-- start Reading text --

This drops the existing table and rebuilds it from scratch — like reprinting the entire photo album. Use it when you change column definitions or fix bugs in your incremental logic.

The {{ this }} variable is special — it refers to the current model's table in the warehouse. So SELECT MAX(event_timestamp) FROM {{ this }} gets the latest timestamp already in your table, and you only process rows newer than that.

📝 Materialization 4: Ephemeral

An ephemeral model is like a sticky note you use while cooking but throw away after. You write "chop onions, mince garlic" on a sticky note as a reminder, but you don't frame it and hang it on the wall. It exists only to help you while you're cooking.

In dbt, an ephemeral model doesn't create anything in your warehouse. Instead, it gets injected as a CTE (Common Table Expression) inside whatever model references it. It's invisible to your warehouse — only dbt knows it exists.

models/intermediate/int_order_amounts.sql

{{ config(materialized='ephemeral') }}

-- This model won't create a table or view!
-- It becomes a CTE inside any model that ref()s it

SELECT
    order_id,
    customer_id,
    amount_dollars,
    amount_dollars * 0.1 AS tax_amount,
    amount_dollars * 1.1 AS total_with_tax
FROM
    {{ ref('stg_orders') }}

When another model references this ephemeral model, dbt compiles it as a CTE:

What dbt actually compiles (behind the scenes)

-- dbt injects the ephemeral model as a CTE
WITH int_order_amounts AS (
    SELECT
        order_id,
        customer_id,
        amount_dollars,
        amount_dollars * 0.1 AS tax_amount,
        amount_dollars * 1.1 AS total_with_tax
    FROM raw.orders
)
SELECT * FROM int_order_amounts
WHERE total_with_tax > 100

When to use ephemeral:

Intermediate calculations you don't need to query directly
Helper logic used by multiple models
When you want to keep your warehouse clean (fewer objects)

Careful! You can't query an ephemeral model directly in your SQL editor — it doesn't exist in the warehouse. You also can't use dbt test on it directly. Use ephemeral sparingly and only for truly intermediate calculations.

📷 Materialization 5: Snapshot

Snapshots are like taking a photo of your fridge every day. Monday: 6 eggs, whole milk, cheddar cheese. Tuesday: 4 eggs, whole milk, swiss cheese. The milk brand didn't change, but the cheese did! By looking at all your daily photos, you can see exactly what changed and when.

-- end Reading text --
-- start Data shown --

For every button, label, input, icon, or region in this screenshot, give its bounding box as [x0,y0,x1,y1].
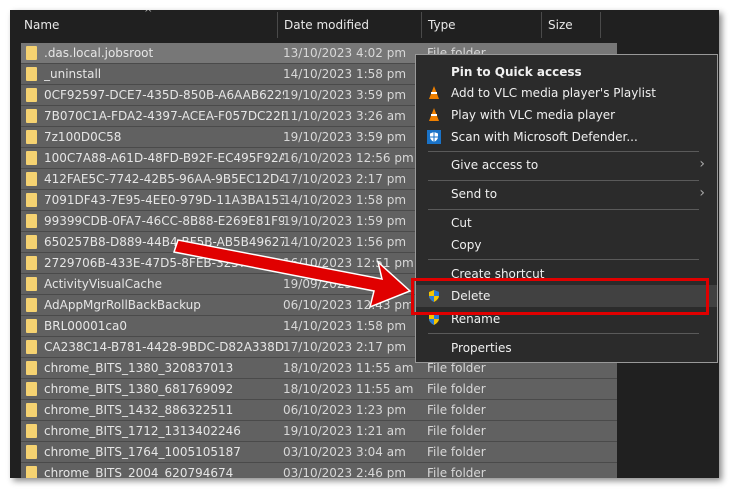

-- end Data shown --

Direction
Write the next part of the dbt materializations text, picking up right after "you can see exactly what changed and when."

Result
In data terms, this is called Slowly Changing Dimension Type 2 (SCD Type 2). Don't let the fancy name scare you — it just means "keep a history of how rows change over time."

snapshots/snapshot_customers.sql

{% snapshot snapshot_customers %}

{{
    config(
        target_schema='snapshots',
        unique_key='customer_id',
        strategy='timestamp',
        updated_at='updated_at',
    )
}}

SELECT
    customer_id,
    email,
    plan_type,
    updated_at
FROM {{ source('raw', 'customers') }}

{% endsnapshot %}

SCD Type 2 — How It Tracks Changes

Imagine customer #42 changes their email and upgrades their plan. Here's what the snapshot table looks like over time:

customer_id	email	plan_type	dbt_valid_from	dbt_valid_to
42	old@email.com	free	2024-01-01	2024-03-15
42	old@email.com	pro	2024-03-15	2024-06-20
42	new@email.com	pro	2024-06-20	null (current)

The row with dbt_valid_to = null is always the current version. Previous versions have an end date. It's like a time machine for your data — you can ask "What was customer 42's email on February 1st?" and get the answer!

When to use snapshots:

📊 Tracking customer plan changes for churn analysis

💰 Tracking product price changes over time

🏢 Tracking employee department transfers

📦 Tracking order status changes (pending → shipped → delivered)

🌳 The Materialization Decision Tree

Not sure which materialization to pick? Follow this flowchart:

Start Here: What kind of model?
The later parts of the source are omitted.